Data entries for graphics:
○ ○ ○ ○ ○
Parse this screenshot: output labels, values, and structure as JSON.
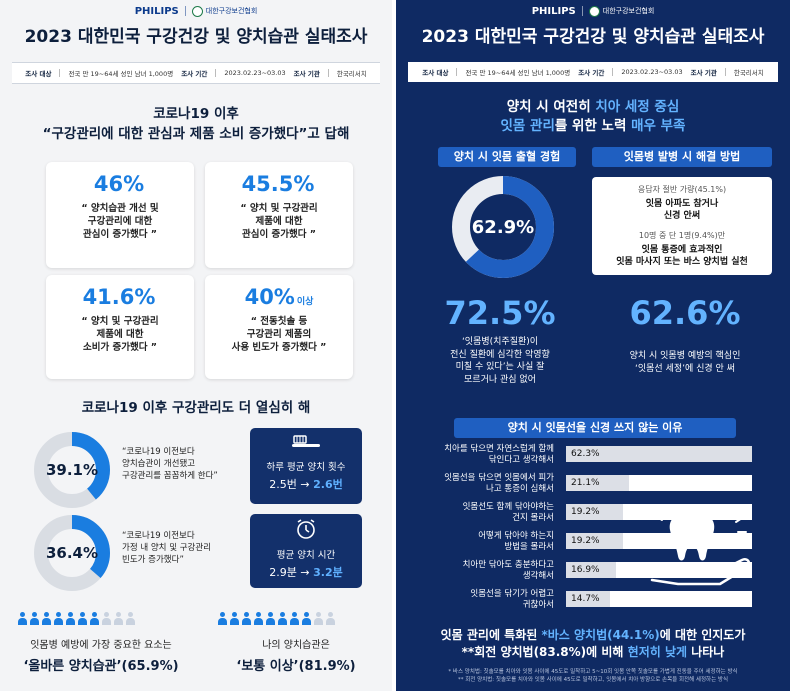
{
  "brand": {
    "philips": "PHILIPS",
    "association": "대한구강보건협회"
  },
  "title": "2023 대한민국 구강건강 및 양치습관 실태조사",
  "survey": {
    "target_label": "조사 대상",
    "target_value": "전국 만 19~64세 성인 남녀 1,000명",
    "period_label": "조사 기간",
    "period_value": "2023.02.23~03.03",
    "org_label": "조사 기관",
    "org_value": "한국리서치"
  },
  "left": {
    "section1": {
      "head1": "코로나19 이후",
      "head2": "“구강관리에 대한 관심과 제품 소비 증가했다”고 답해",
      "cards": [
        {
          "pct": "46%",
          "suffix": "",
          "text": "“ 양치습관 개선 및\n구강관리에 대한\n관심이 증가했다 ”"
        },
        {
          "pct": "45.5%",
          "suffix": "",
          "text": "“ 양치 및 구강관리\n제품에 대한\n관심이 증가했다 ”"
        },
        {
          "pct": "41.6%",
          "suffix": "",
          "text": "“ 양치 및 구강관리\n제품에 대한\n소비가 증가했다 ”"
        },
        {
          "pct": "40%",
          "suffix": "이상",
          "text": "“ 전동칫솔 등\n구강관리 제품의\n사용 빈도가 증가했다 ”"
        }
      ]
    },
    "section2": {
      "head": "코로나19 이후 구강관리도 더 열심히 해",
      "donuts": [
        {
          "value": 39.1,
          "label": "39.1%",
          "quote": "“코로나19 이전보다\n양치습관이 개선됐고\n구강관리를 꼼꼼하게 한다”"
        },
        {
          "value": 36.4,
          "label": "36.4%",
          "quote": "“코로나19 이전보다\n가정 내 양치 및 구강관리\n빈도가 증가했다”"
        }
      ],
      "boxes": [
        {
          "icon": "toothbrush-icon",
          "label": "하루 평균 양치 횟수",
          "from": "2.5번",
          "arrow": "→",
          "to": "2.6번"
        },
        {
          "icon": "alarm-clock-icon",
          "label": "평균 양치 시간",
          "from": "2.9분",
          "arrow": "→",
          "to": "3.2분"
        }
      ]
    },
    "bottom": [
      {
        "question": "잇몸병 예방에 가장 중요한 요소는",
        "answer": "‘올바른 양치습관’(65.9%)",
        "share": 0.659
      },
      {
        "question": "나의 양치습관은",
        "answer": "‘보통 이상’(81.9%)",
        "share": 0.819
      }
    ]
  },
  "right": {
    "head": {
      "l1a": "양치 시 여전히 ",
      "l1b": "치아 세정 중심",
      "l2a": "잇몸 관리",
      "l2b": "를 위한 노력 ",
      "l2c": "매우 부족"
    },
    "bleed_title": "양치 시 잇몸 출혈 경험",
    "bleed": {
      "value": 62.9,
      "label": "62.9%"
    },
    "solution_title": "잇몸병 발병 시 해결 방법",
    "solution": {
      "sub1": "응답자 절반 가량(45.1%)",
      "main1": "잇몸 아파도 참거나\n신경 안써",
      "sub2": "10명 중 단 1명(9.4%)만",
      "main2": "잇몸 통증에 효과적인\n잇몸 마사지 또는 바스 양치법 실천"
    },
    "stat1": {
      "pct": "72.5%",
      "text": "‘잇몸병(치주질환)이\n전신 질환에 심각한 악영향\n미칠 수 있다’는 사실 잘\n모르거나 관심 없어"
    },
    "stat2": {
      "pct": "62.6%",
      "text": "양치 시 잇몸병 예방의 핵심인\n‘잇몸선 세정’에 신경 안 써"
    },
    "reasons_title": "양치 시 잇몸선을 신경 쓰지 않는 이유",
    "chart_data": {
      "type": "bar",
      "title": "양치 시 잇몸선을 신경 쓰지 않는 이유",
      "categories": [
        "치아를 닦으면 자연스럽게 함께\n닦인다고 생각해서",
        "잇몸선을 닦으면 잇몸에서 피가\n나고 통증이 심해서",
        "잇몸선도 함께 닦아야하는\n건지 몰라서",
        "어떻게 닦아야 하는지\n방법을 몰라서",
        "치아만 닦아도 충분하다고\n생각해서",
        "잇몸선을 닦기가 어렵고\n귀찮아서"
      ],
      "values": [
        62.3,
        21.1,
        19.2,
        19.2,
        16.9,
        14.7
      ],
      "value_labels": [
        "62.3%",
        "21.1%",
        "19.2%",
        "19.2%",
        "16.9%",
        "14.7%"
      ],
      "xlim": [
        0,
        100
      ]
    },
    "foot": {
      "l1a": "잇몸 관리에 특화된 ",
      "l1b": "*바스 양치법(44.1%)",
      "l1c": "에 대한 인지도가",
      "l2a": "**회전 양치법(83.8%)에 비해 ",
      "l2b": "현저히 낮게",
      "l2c": " 나타나"
    },
    "notes": [
      "* 바스 양치법: 칫솔모를 치아와 잇몸 사이에 45도로 밀착하고 5~10회 잇몸 안쪽 칫솔모를 가볍게 진동을 주어 세정하는 방식",
      "** 회전 양치법: 칫솔모를 치아와 잇몸 사이에 45도로 밀착하고, 잇몸에서 치아 방향으로 손목을 회전해 세정하는 방식"
    ]
  }
}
○ ○ ○ ○ ○
What this task involves: Copy every line of the data word for word, omitting the images.

Exercise answer:
Parse this screenshot: output labels, values, and structure as JSON.
{
  "brand": {
    "philips": "PHILIPS",
    "association": "대한구강보건협회"
  },
  "title": "2023 대한민국 구강건강 및 양치습관 실태조사",
  "survey": {
    "target_label": "조사 대상",
    "target_value": "전국 만 19~64세 성인 남녀 1,000명",
    "period_label": "조사 기간",
    "period_value": "2023.02.23~03.03",
    "org_label": "조사 기관",
    "org_value": "한국리서치"
  },
  "left": {
    "section1": {
      "head1": "코로나19 이후",
      "head2": "“구강관리에 대한 관심과 제품 소비 증가했다”고 답해",
      "cards": [
        {
          "pct": "46%",
          "suffix": "",
          "text": "“ 양치습관 개선 및\n구강관리에 대한\n관심이 증가했다 ”"
        },
        {
          "pct": "45.5%",
          "suffix": "",
          "text": "“ 양치 및 구강관리\n제품에 대한\n관심이 증가했다 ”"
        },
        {
          "pct": "41.6%",
          "suffix": "",
          "text": "“ 양치 및 구강관리\n제품에 대한\n소비가 증가했다 ”"
        },
        {
          "pct": "40%",
          "suffix": "이상",
          "text": "“ 전동칫솔 등\n구강관리 제품의\n사용 빈도가 증가했다 ”"
        }
      ]
    },
    "section2": {
      "head": "코로나19 이후 구강관리도 더 열심히 해",
      "donuts": [
        {
          "value": 39.1,
          "label": "39.1%",
          "quote": "“코로나19 이전보다\n양치습관이 개선됐고\n구강관리를 꼼꼼하게 한다”"
        },
        {
          "value": 36.4,
          "label": "36.4%",
          "quote": "“코로나19 이전보다\n가정 내 양치 및 구강관리\n빈도가 증가했다”"
        }
      ],
      "boxes": [
        {
          "icon": "toothbrush-icon",
          "label": "하루 평균 양치 횟수",
          "from": "2.5번",
          "arrow": "→",
          "to": "2.6번"
        },
        {
          "icon": "alarm-clock-icon",
          "label": "평균 양치 시간",
          "from": "2.9분",
          "arrow": "→",
          "to": "3.2분"
        }
      ]
    },
    "bottom": [
      {
        "question": "잇몸병 예방에 가장 중요한 요소는",
        "answer": "‘올바른 양치습관’(65.9%)",
        "share": 0.659
      },
      {
        "question": "나의 양치습관은",
        "answer": "‘보통 이상’(81.9%)",
        "share": 0.819
      }
    ]
  },
  "right": {
    "head": {
      "l1a": "양치 시 여전히 ",
      "l1b": "치아 세정 중심",
      "l2a": "잇몸 관리",
      "l2b": "를 위한 노력 ",
      "l2c": "매우 부족"
    },
    "bleed_title": "양치 시 잇몸 출혈 경험",
    "bleed": {
      "value": 62.9,
      "label": "62.9%"
    },
    "solution_title": "잇몸병 발병 시 해결 방법",
    "solution": {
      "sub1": "응답자 절반 가량(45.1%)",
      "main1": "잇몸 아파도 참거나\n신경 안써",
      "sub2": "10명 중 단 1명(9.4%)만",
      "main2": "잇몸 통증에 효과적인\n잇몸 마사지 또는 바스 양치법 실천"
    },
    "stat1": {
      "pct": "72.5%",
      "text": "‘잇몸병(치주질환)이\n전신 질환에 심각한 악영향\n미칠 수 있다’는 사실 잘\n모르거나 관심 없어"
    },
    "stat2": {
      "pct": "62.6%",
      "text": "양치 시 잇몸병 예방의 핵심인\n‘잇몸선 세정’에 신경 안 써"
    },
    "reasons_title": "양치 시 잇몸선을 신경 쓰지 않는 이유",
    "chart_data": {
      "type": "bar",
      "title": "양치 시 잇몸선을 신경 쓰지 않는 이유",
      "categories": [
        "치아를 닦으면 자연스럽게 함께\n닦인다고 생각해서",
        "잇몸선을 닦으면 잇몸에서 피가\n나고 통증이 심해서",
        "잇몸선도 함께 닦아야하는\n건지 몰라서",
        "어떻게 닦아야 하는지\n방법을 몰라서",
        "치아만 닦아도 충분하다고\n생각해서",
        "잇몸선을 닦기가 어렵고\n귀찮아서"
      ],
      "values": [
        62.3,
        21.1,
        19.2,
        19.2,
        16.9,
        14.7
      ],
      "value_labels": [
        "62.3%",
        "21.1%",
        "19.2%",
        "19.2%",
        "16.9%",
        "14.7%"
      ],
      "xlim": [
        0,
        100
      ]
    },
    "foot": {
      "l1a": "잇몸 관리에 특화된 ",
      "l1b": "*바스 양치법(44.1%)",
      "l1c": "에 대한 인지도가",
      "l2a": "**회전 양치법(83.8%)에 비해 ",
      "l2b": "현저히 낮게",
      "l2c": " 나타나"
    },
    "notes": [
      "* 바스 양치법: 칫솔모를 치아와 잇몸 사이에 45도로 밀착하고 5~10회 잇몸 안쪽 칫솔모를 가볍게 진동을 주어 세정하는 방식",
      "** 회전 양치법: 칫솔모를 치아와 잇몸 사이에 45도로 밀착하고, 잇몸에서 치아 방향으로 손목을 회전해 세정하는 방식"
    ]
  }
}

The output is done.